**TASK INSTRUCTIONS**
Among the entries below, find how many lines carry the word "ylabel" and state only that figure.

** Start **

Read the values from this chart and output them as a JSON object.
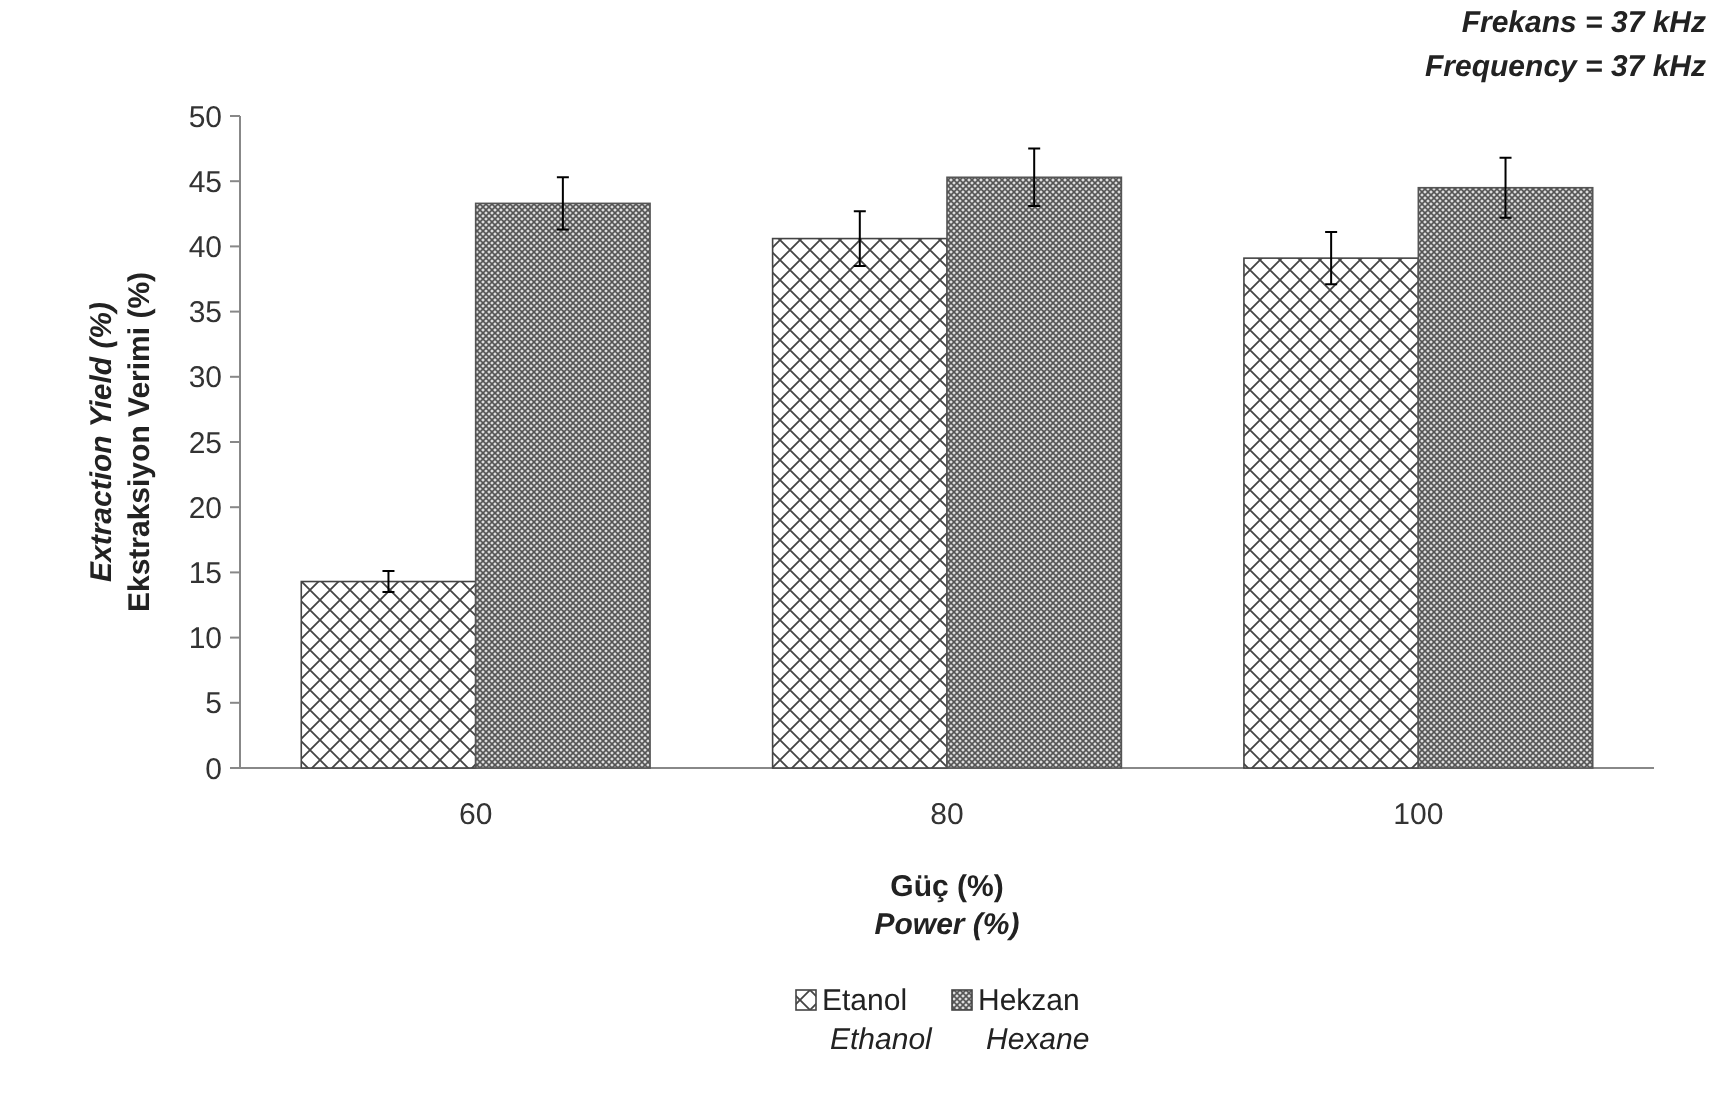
{
  "chart_data": {
    "type": "bar",
    "categories": [
      "60",
      "80",
      "100"
    ],
    "series": [
      {
        "name": "Etanol\nEthanol",
        "color": "#444444",
        "values": [
          14.3,
          40.6,
          39.1
        ],
        "errors": [
          0.8,
          2.1,
          2.0
        ]
      },
      {
        "name": "Hekzan\nHexane",
        "color": "#555555",
        "values": [
          43.3,
          45.3,
          44.5
        ],
        "errors": [
          2.0,
          2.2,
          2.3
        ]
      }
    ],
    "ylim": [
      0,
      50
    ],
    "yticks": [
      0,
      5,
      10,
      15,
      20,
      25,
      30,
      35,
      40,
      45,
      50
    ],
    "xlabel": "Güç (%)\nPower (%)",
    "ylabel": "Extraction Yield (%)\nEkstraksiyon Verimi (%)",
    "annotations": [
      "Frekans = 37 kHz\nFrequency = 37 kHz"
    ],
    "legend": "bottom",
    "grid": false
  }
}
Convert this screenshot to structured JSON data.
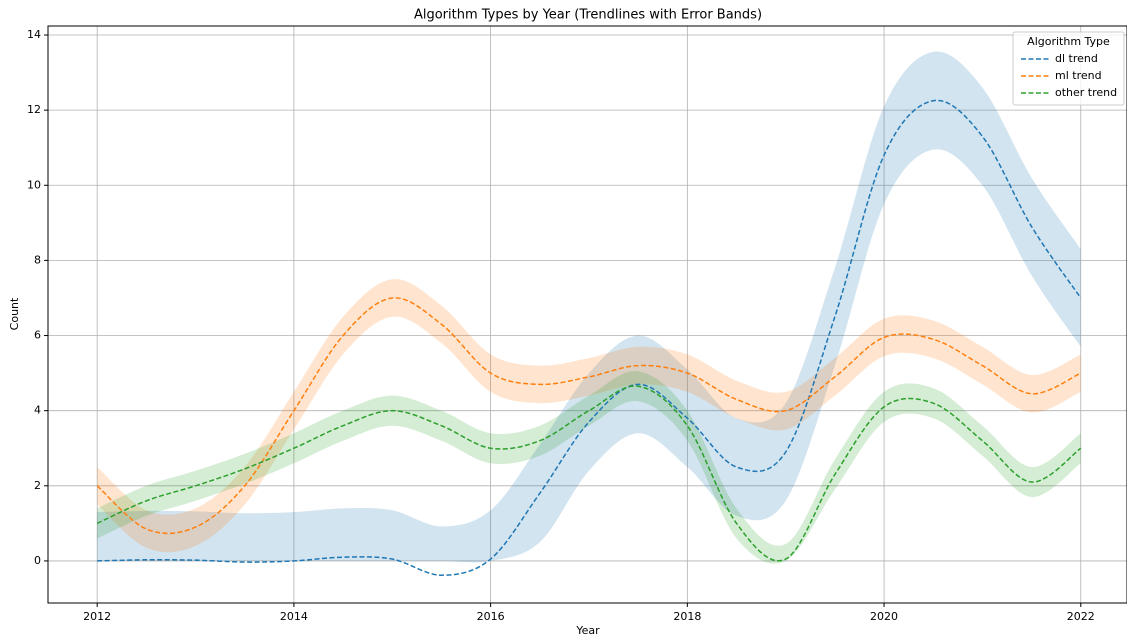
{
  "chart_data": {
    "type": "line",
    "title": "Algorithm Types by Year (Trendlines with Error Bands)",
    "xlabel": "Year",
    "ylabel": "Count",
    "legend_title": "Algorithm Type",
    "legend": "upper right",
    "grid": true,
    "x": [
      2012,
      2012.5,
      2013,
      2013.5,
      2014,
      2014.5,
      2015,
      2015.5,
      2016,
      2016.5,
      2017,
      2017.5,
      2018,
      2018.5,
      2019,
      2019.5,
      2020,
      2020.5,
      2021,
      2021.5,
      2022
    ],
    "xlim": [
      2011.5,
      2022.47
    ],
    "xticks": [
      2012,
      2014,
      2016,
      2018,
      2020,
      2022
    ],
    "ylim": [
      -1.12,
      14.24
    ],
    "yticks": [
      0,
      2,
      4,
      6,
      8,
      10,
      12,
      14
    ],
    "series": [
      {
        "name": "dl trend",
        "color": "#1f77b4",
        "values": [
          0,
          0.03,
          0.02,
          -0.03,
          0,
          0.1,
          0.05,
          -0.38,
          0.05,
          1.8,
          3.7,
          4.7,
          3.8,
          2.5,
          2.9,
          6.5,
          10.8,
          12.25,
          11.3,
          8.9,
          7
        ],
        "lower": [
          0,
          0,
          0,
          0,
          0,
          0,
          0,
          0,
          0,
          0.5,
          2.4,
          3.4,
          2.5,
          1.2,
          1.6,
          5.2,
          9.5,
          10.95,
          10,
          7.6,
          5.7
        ],
        "upper": [
          1.3,
          1.33,
          1.32,
          1.27,
          1.3,
          1.4,
          1.35,
          0.92,
          1.35,
          3.1,
          5,
          6,
          5.1,
          3.8,
          4.2,
          7.8,
          12.1,
          13.55,
          12.6,
          10.2,
          8.3
        ]
      },
      {
        "name": "ml trend",
        "color": "#ff7f0e",
        "values": [
          2,
          0.85,
          0.9,
          2,
          4,
          6,
          7,
          6.3,
          5,
          4.7,
          4.9,
          5.2,
          5,
          4.3,
          4,
          4.9,
          5.95,
          5.9,
          5.2,
          4.45,
          5
        ],
        "lower": [
          1.5,
          0.35,
          0.4,
          1.5,
          3.5,
          5.5,
          6.5,
          5.8,
          4.5,
          4.2,
          4.4,
          4.7,
          4.5,
          3.8,
          3.5,
          4.4,
          5.45,
          5.4,
          4.7,
          3.95,
          4.5
        ],
        "upper": [
          2.5,
          1.35,
          1.4,
          2.5,
          4.5,
          6.5,
          7.5,
          6.8,
          5.5,
          5.2,
          5.4,
          5.7,
          5.5,
          4.8,
          4.5,
          5.4,
          6.45,
          6.4,
          5.7,
          4.95,
          5.5
        ]
      },
      {
        "name": "other trend",
        "color": "#2ca02c",
        "values": [
          1,
          1.6,
          2.0,
          2.45,
          3.0,
          3.6,
          4.0,
          3.6,
          3.0,
          3.2,
          4.0,
          4.65,
          3.6,
          1.0,
          0.05,
          2.3,
          4.1,
          4.2,
          3.2,
          2.1,
          3
        ],
        "lower": [
          0.6,
          1.2,
          1.6,
          2.05,
          2.6,
          3.2,
          3.6,
          3.2,
          2.6,
          2.8,
          3.6,
          4.25,
          3.2,
          0.6,
          0,
          1.9,
          3.7,
          3.8,
          2.8,
          1.7,
          2.6
        ],
        "upper": [
          1.4,
          2.0,
          2.4,
          2.85,
          3.4,
          4.0,
          4.4,
          4.0,
          3.4,
          3.6,
          4.4,
          5.05,
          4.0,
          1.4,
          0.45,
          2.7,
          4.5,
          4.6,
          3.6,
          2.5,
          3.4
        ]
      }
    ]
  }
}
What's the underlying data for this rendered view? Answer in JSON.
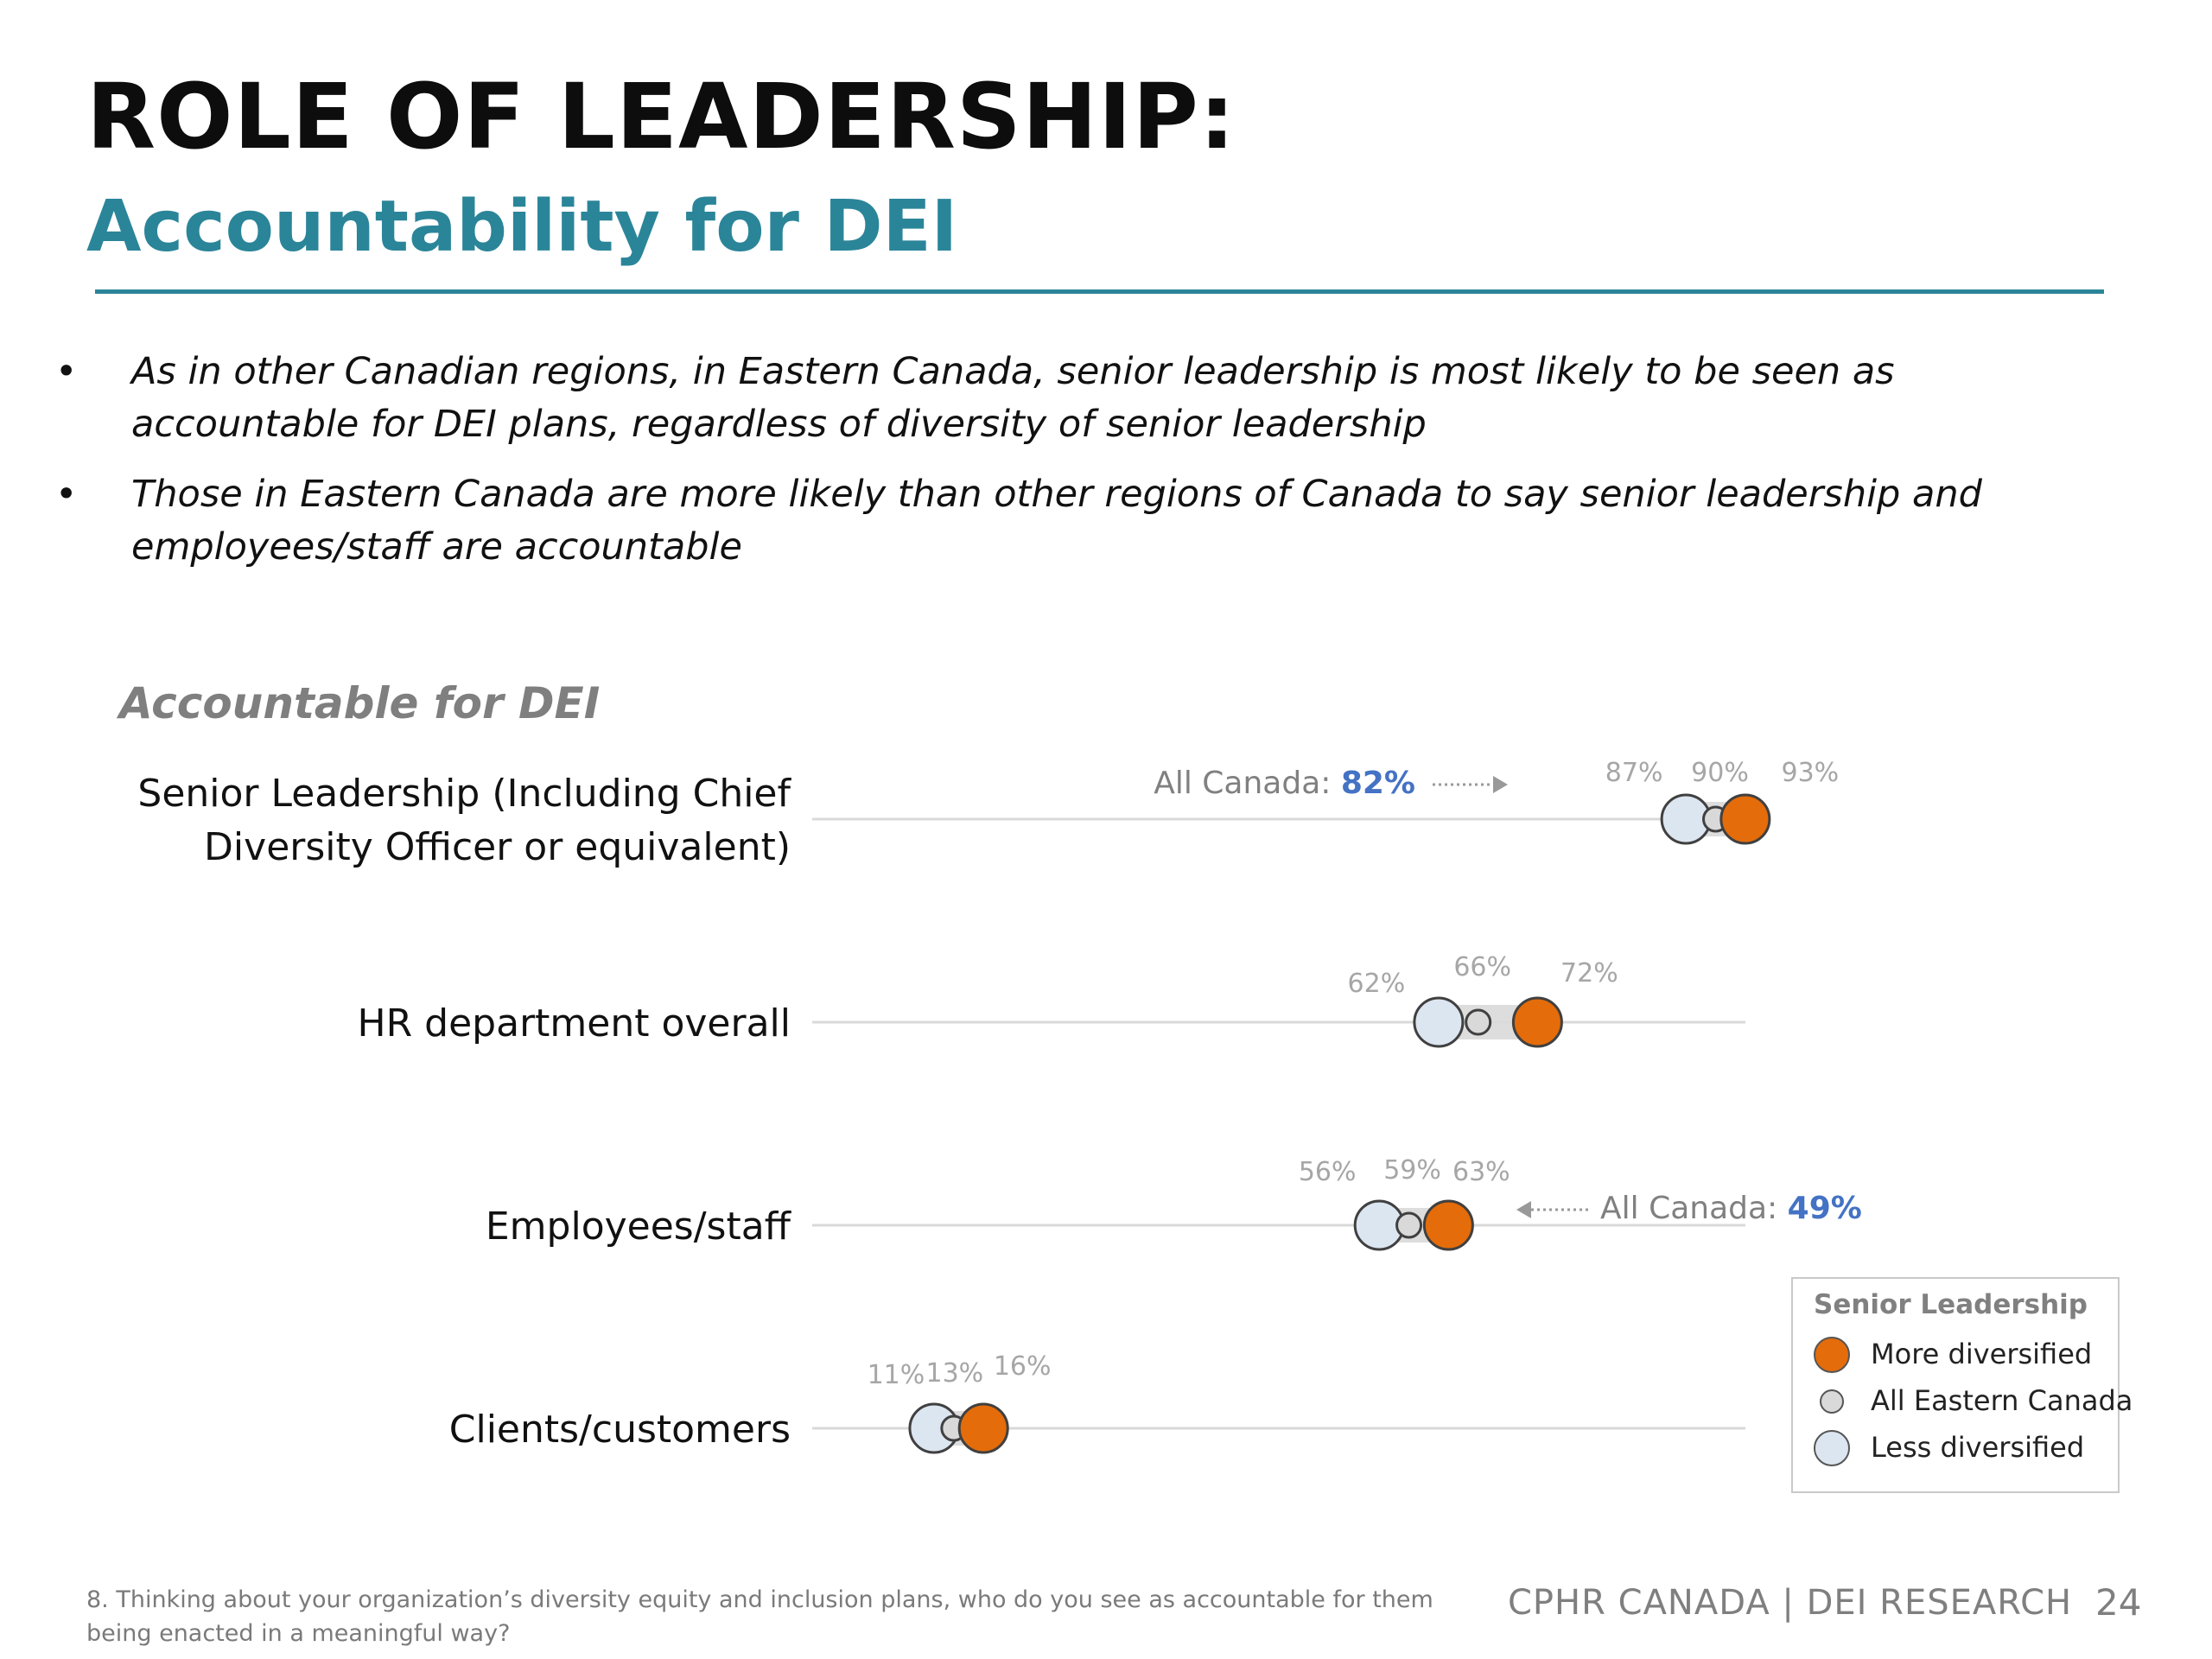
{
  "header": {
    "title": "ROLE OF LEADERSHIP:",
    "subtitle": "Accountability for DEI"
  },
  "bullets": [
    "As in other Canadian regions, in Eastern Canada, senior leadership is most likely to be seen as accountable for DEI plans, regardless of diversity of senior leadership",
    "Those in Eastern Canada are more likely than other regions of Canada to say senior leadership and employees/staff are accountable"
  ],
  "chart_data": {
    "type": "dot",
    "title": "Accountable for DEI",
    "xlim": [
      0,
      100
    ],
    "categories": [
      [
        "Senior Leadership (Including Chief",
        "Diversity Officer or equivalent)"
      ],
      [
        "HR department overall"
      ],
      [
        "Employees/staff"
      ],
      [
        "Clients/customers"
      ]
    ],
    "series": [
      {
        "name": "Less diversified",
        "values": [
          87,
          62,
          56,
          11
        ],
        "labels": [
          "87%",
          "62%",
          "56%",
          "11%"
        ]
      },
      {
        "name": "All Eastern Canada",
        "values": [
          90,
          66,
          59,
          13
        ],
        "labels": [
          "90%",
          "66%",
          "59%",
          "13%"
        ]
      },
      {
        "name": "More diversified",
        "values": [
          93,
          72,
          63,
          16
        ],
        "labels": [
          "93%",
          "72%",
          "63%",
          "16%"
        ]
      }
    ],
    "annotations": [
      {
        "category_index": 0,
        "prefix": "All Canada: ",
        "value_label": "82%",
        "side": "left"
      },
      {
        "category_index": 2,
        "prefix": "All Canada: ",
        "value_label": "49%",
        "side": "right"
      }
    ],
    "legend": {
      "title": "Senior Leadership",
      "placement": "bottom-right",
      "items": [
        "More diversified",
        "All Eastern Canada",
        "Less diversified"
      ]
    },
    "colors": {
      "more": "#e46c0a",
      "all": "#d9d9d9",
      "less": "#dce6f1",
      "outline": "#404040",
      "axis_line": "#d9d9d9",
      "annotation_value": "#4472c4",
      "label_text": "#a6a6a6"
    }
  },
  "footer": {
    "footnote": "8. Thinking about your organization’s diversity equity and inclusion plans, who do you see as accountable for them being enacted in a meaningful way?",
    "brand": "CPHR CANADA  |  DEI RESEARCH",
    "page": "24"
  }
}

** End **

**ANSWER TO THE EXERCISE**
2